THE EXERCISE
Output all of the entries below precisely as written.

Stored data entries
[start]
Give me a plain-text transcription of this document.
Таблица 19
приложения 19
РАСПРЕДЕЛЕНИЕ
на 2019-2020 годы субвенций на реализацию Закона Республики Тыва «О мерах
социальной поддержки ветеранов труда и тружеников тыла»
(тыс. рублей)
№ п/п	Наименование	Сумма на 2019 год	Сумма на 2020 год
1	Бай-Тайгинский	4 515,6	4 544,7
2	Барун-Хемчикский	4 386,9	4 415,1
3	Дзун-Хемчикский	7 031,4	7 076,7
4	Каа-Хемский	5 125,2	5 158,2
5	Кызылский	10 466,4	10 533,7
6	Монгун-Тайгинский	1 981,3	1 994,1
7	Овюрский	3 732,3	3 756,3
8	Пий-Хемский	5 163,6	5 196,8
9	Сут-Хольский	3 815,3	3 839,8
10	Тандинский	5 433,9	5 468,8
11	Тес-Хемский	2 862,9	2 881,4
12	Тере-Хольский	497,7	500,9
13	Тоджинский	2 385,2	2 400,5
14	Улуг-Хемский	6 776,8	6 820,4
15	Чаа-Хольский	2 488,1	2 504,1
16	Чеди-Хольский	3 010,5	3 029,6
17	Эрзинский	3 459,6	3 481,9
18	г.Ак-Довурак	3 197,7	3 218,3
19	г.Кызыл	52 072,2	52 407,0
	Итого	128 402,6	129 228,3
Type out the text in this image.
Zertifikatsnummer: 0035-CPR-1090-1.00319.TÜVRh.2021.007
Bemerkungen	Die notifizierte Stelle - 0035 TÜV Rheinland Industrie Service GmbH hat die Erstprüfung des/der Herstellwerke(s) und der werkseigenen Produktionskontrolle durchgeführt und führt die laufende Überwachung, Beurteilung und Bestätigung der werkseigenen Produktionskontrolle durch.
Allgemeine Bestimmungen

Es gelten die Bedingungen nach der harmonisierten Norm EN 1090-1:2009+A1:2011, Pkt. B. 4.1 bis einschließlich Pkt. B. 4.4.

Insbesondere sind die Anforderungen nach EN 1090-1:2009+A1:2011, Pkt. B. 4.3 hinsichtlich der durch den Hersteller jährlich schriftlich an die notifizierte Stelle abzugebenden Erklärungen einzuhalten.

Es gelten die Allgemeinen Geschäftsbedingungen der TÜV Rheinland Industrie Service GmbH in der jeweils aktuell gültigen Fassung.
[end]
THE OUTPUT
Give me a plain-text transcription of this document.
Таблица 19
приложения 19
РАСПРЕДЕЛЕНИЕ
на 2019-2020 годы субвенций на реализацию Закона Республики Тыва «О мерах
социальной поддержки ветеранов труда и тружеников тыла»
(тыс. рублей)
№ п/п	Наименование	Сумма на 2019 год	Сумма на 2020 год
1	Бай-Тайгинский	4 515,6	4 544,7
2	Барун-Хемчикский	4 386,9	4 415,1
3	Дзун-Хемчикский	7 031,4	7 076,7
4	Каа-Хемский	5 125,2	5 158,2
5	Кызылский	10 466,4	10 533,7
6	Монгун-Тайгинский	1 981,3	1 994,1
7	Овюрский	3 732,3	3 756,3
8	Пий-Хемский	5 163,6	5 196,8
9	Сут-Хольский	3 815,3	3 839,8
10	Тандинский	5 433,9	5 468,8
11	Тес-Хемский	2 862,9	2 881,4
12	Тере-Хольский	497,7	500,9
13	Тоджинский	2 385,2	2 400,5
14	Улуг-Хемский	6 776,8	6 820,4
15	Чаа-Хольский	2 488,1	2 504,1
16	Чеди-Хольский	3 010,5	3 029,6
17	Эрзинский	3 459,6	3 481,9
18	г.Ак-Довурак	3 197,7	3 218,3
19	г.Кызыл	52 072,2	52 407,0
	Итого	128 402,6	129 228,3
Type out the text in this image.
Zertifikatsnummer: 0035-CPR-1090-1.00319.TÜVRh.2021.007
Bemerkungen	Die notifizierte Stelle - 0035 TÜV Rheinland Industrie Service GmbH hat die Erstprüfung des/der Herstellwerke(s) und der werkseigenen Produktionskontrolle durchgeführt und führt die laufende Überwachung, Beurteilung und Bestätigung der werkseigenen Produktionskontrolle durch.
Allgemeine Bestimmungen

Es gelten die Bedingungen nach der harmonisierten Norm EN 1090-1:2009+A1:2011, Pkt. B. 4.1 bis einschließlich Pkt. B. 4.4.

Insbesondere sind die Anforderungen nach EN 1090-1:2009+A1:2011, Pkt. B. 4.3 hinsichtlich der durch den Hersteller jährlich schriftlich an die notifizierte Stelle abzugebenden Erklärungen einzuhalten.

Es gelten die Allgemeinen Geschäftsbedingungen der TÜV Rheinland Industrie Service GmbH in der jeweils aktuell gültigen Fassung.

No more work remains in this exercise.